+++ Excerpted text +++

Part of your job as a gardener or landscaper is to prune plants back to reduce their size and you can also do this with your taxes. If you're self-employed, there are tax deductions that can trim the net amount of taxes you'll owe. It's important to familiarize yourself with the rules for reporting business income and the types of tax deductions available.
Filing Your Tax Return as Self-Employed
If you are in business for yourself as a gardener or landscaper, the IRS will consider you to be a self-employed business person. That means you need to report business income and deductions on your tax returns. Use Schedule C to report your income.
Since you are self-employed as a gardener or landscaper, you must pay self-employment tax in addition to income tax. Use Schedule SE to calculate what you owe.
Self-employment tax includes taxes to fund Social Security and Medicare.
- It is set in 2023 at a rate of 15.3%.

+++ Records provided +++

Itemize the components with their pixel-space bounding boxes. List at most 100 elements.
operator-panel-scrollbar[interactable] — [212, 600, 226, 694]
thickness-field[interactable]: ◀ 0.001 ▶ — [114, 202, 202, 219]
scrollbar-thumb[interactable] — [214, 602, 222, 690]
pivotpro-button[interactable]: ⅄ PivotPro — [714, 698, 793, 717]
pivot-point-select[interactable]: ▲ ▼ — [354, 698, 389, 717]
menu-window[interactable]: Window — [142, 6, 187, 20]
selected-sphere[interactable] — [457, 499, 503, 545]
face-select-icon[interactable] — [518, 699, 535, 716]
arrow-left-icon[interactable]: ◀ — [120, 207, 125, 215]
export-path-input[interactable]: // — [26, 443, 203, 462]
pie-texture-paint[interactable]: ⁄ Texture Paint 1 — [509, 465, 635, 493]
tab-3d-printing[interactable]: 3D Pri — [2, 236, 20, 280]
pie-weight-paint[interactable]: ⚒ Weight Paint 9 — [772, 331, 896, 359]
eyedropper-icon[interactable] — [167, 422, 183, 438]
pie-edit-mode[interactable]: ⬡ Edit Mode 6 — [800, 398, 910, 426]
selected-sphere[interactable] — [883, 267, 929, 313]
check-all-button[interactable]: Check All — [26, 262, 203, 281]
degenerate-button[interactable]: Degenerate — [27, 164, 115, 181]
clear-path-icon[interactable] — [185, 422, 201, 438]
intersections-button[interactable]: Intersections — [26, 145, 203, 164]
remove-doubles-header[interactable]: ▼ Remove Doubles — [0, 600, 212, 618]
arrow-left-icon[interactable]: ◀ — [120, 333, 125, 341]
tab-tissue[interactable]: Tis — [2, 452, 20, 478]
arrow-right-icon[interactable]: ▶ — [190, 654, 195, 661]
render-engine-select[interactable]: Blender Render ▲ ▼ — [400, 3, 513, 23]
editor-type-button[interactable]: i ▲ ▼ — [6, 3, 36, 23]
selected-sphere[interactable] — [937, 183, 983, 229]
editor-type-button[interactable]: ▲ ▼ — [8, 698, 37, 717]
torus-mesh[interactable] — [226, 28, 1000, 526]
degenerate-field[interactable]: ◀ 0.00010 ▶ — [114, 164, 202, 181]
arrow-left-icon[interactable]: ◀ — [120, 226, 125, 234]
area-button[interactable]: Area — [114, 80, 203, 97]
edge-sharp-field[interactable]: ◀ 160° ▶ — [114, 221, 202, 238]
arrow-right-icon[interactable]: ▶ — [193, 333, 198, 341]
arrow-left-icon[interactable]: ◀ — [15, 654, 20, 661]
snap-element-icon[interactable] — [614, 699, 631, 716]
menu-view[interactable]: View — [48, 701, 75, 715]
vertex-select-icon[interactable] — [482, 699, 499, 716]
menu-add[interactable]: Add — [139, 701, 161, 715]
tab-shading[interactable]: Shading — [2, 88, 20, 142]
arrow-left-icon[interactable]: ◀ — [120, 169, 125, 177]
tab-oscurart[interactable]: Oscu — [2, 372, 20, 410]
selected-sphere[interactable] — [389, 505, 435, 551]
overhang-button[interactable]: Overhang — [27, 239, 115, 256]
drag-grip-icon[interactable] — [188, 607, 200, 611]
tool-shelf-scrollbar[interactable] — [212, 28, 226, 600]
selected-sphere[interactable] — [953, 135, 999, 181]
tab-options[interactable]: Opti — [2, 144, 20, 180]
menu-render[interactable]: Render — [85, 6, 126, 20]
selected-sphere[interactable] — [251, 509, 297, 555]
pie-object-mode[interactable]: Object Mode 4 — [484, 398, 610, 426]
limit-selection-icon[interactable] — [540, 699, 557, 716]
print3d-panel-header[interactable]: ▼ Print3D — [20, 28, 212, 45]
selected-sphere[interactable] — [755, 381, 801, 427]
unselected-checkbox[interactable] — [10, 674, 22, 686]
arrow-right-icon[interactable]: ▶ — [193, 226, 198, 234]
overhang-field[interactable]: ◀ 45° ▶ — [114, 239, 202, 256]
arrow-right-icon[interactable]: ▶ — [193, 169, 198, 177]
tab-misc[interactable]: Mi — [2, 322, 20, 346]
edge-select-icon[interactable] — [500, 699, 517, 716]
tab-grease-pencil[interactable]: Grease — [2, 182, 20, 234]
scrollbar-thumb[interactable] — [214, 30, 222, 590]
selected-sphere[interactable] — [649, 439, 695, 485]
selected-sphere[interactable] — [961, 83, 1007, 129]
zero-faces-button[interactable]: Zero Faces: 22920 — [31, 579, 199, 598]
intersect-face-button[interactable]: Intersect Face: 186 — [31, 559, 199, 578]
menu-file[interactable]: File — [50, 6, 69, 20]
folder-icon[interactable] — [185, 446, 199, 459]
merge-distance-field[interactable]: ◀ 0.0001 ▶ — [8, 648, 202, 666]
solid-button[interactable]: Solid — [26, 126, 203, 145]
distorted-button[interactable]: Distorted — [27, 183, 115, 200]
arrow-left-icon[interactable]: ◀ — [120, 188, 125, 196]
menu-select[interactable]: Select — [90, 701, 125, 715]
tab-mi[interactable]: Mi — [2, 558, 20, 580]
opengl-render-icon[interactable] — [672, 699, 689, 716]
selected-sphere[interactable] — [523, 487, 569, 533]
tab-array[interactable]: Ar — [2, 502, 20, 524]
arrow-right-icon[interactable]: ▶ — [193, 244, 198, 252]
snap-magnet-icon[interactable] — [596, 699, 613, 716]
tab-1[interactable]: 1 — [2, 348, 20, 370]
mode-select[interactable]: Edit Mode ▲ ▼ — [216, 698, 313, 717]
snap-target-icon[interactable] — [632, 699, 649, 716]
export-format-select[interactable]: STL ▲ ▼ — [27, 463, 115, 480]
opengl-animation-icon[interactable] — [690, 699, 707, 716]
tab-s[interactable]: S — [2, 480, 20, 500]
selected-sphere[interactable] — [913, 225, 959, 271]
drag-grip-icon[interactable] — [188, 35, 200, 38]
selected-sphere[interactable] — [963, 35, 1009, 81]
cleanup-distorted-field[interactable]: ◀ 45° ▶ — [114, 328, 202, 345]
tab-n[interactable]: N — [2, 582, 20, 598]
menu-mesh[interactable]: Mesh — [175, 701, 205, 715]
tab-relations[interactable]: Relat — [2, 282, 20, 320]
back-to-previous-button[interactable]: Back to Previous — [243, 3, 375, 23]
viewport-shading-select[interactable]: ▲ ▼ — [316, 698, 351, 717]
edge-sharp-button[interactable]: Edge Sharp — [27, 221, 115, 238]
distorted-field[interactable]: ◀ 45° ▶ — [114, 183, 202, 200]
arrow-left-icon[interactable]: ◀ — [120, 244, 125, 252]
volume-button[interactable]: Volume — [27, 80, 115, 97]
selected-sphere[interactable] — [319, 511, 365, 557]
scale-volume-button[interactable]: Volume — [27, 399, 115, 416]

+++

**Questions:**
[1] Decide whether each statement agrees with the tax passage: (a) Schedule C is the form for reporting income. (b) Self-employment tax is paid instead of income tax. (c) The self-employment tax rate in 2023 is 15.3%. Answer yes or no for each and quote the deciding words.
[2] According to the tax passage, what does self-employment tax fund?
[3] Continue the tax passage on self-employed gardeners and landscapers, starting after its final line.
The rows are separate material and are not part of the tax passage.

**Written answers:**
[1]
(a) Yes: "Use Schedule C to report your income."
(b) No: "you must pay self-employment tax in addition to income tax."
(c) Yes: "It is set in 2023 at a rate of 15.3%."

[2] It funds Social Security and Medicare.

[3]
- The Social Security portion is 12.4% and the Medicare portion is 2.9%
Remember to file your quarterly estimated tax payments during the year according to the time schedule set by the IRS.
Business Tax Deductions
Consider taking business deductions for all of the expenses that are ordinary and necessary for operating your gardening or landscaping business. Examples include:
- Wages you pay to employees or helpers
- Other materials
Keeping clear records is critical because it's easy to forget small deductions over time, such as the fuel used to power your lawnmower. Keep receipts for all business-related costs to show the IRS in case you are audited.
You can deduct larger items, like a lawnmower, over time because it is considered a “capital purchase”. You can spread the deduction of a "capital purchase" over the number of years you expect the item to last. This is called depreciation. As a simplified example, if a tractor lawn mower costing $5,000 is expected to last five years:
- $5,000 x 20% = $1,000
- $1,000 is the depreciation deduction you can claim each year for five years.
Capital purchases are business assets you buy such as machinery, cars, buildings and other "capital" items. Instead of depreciation over the useful life of the asset, you can typically take bonus depreciation and/or Sec 179 depreciation that allows you to expense all or a large portion of you capital purchases in the year that you buy them.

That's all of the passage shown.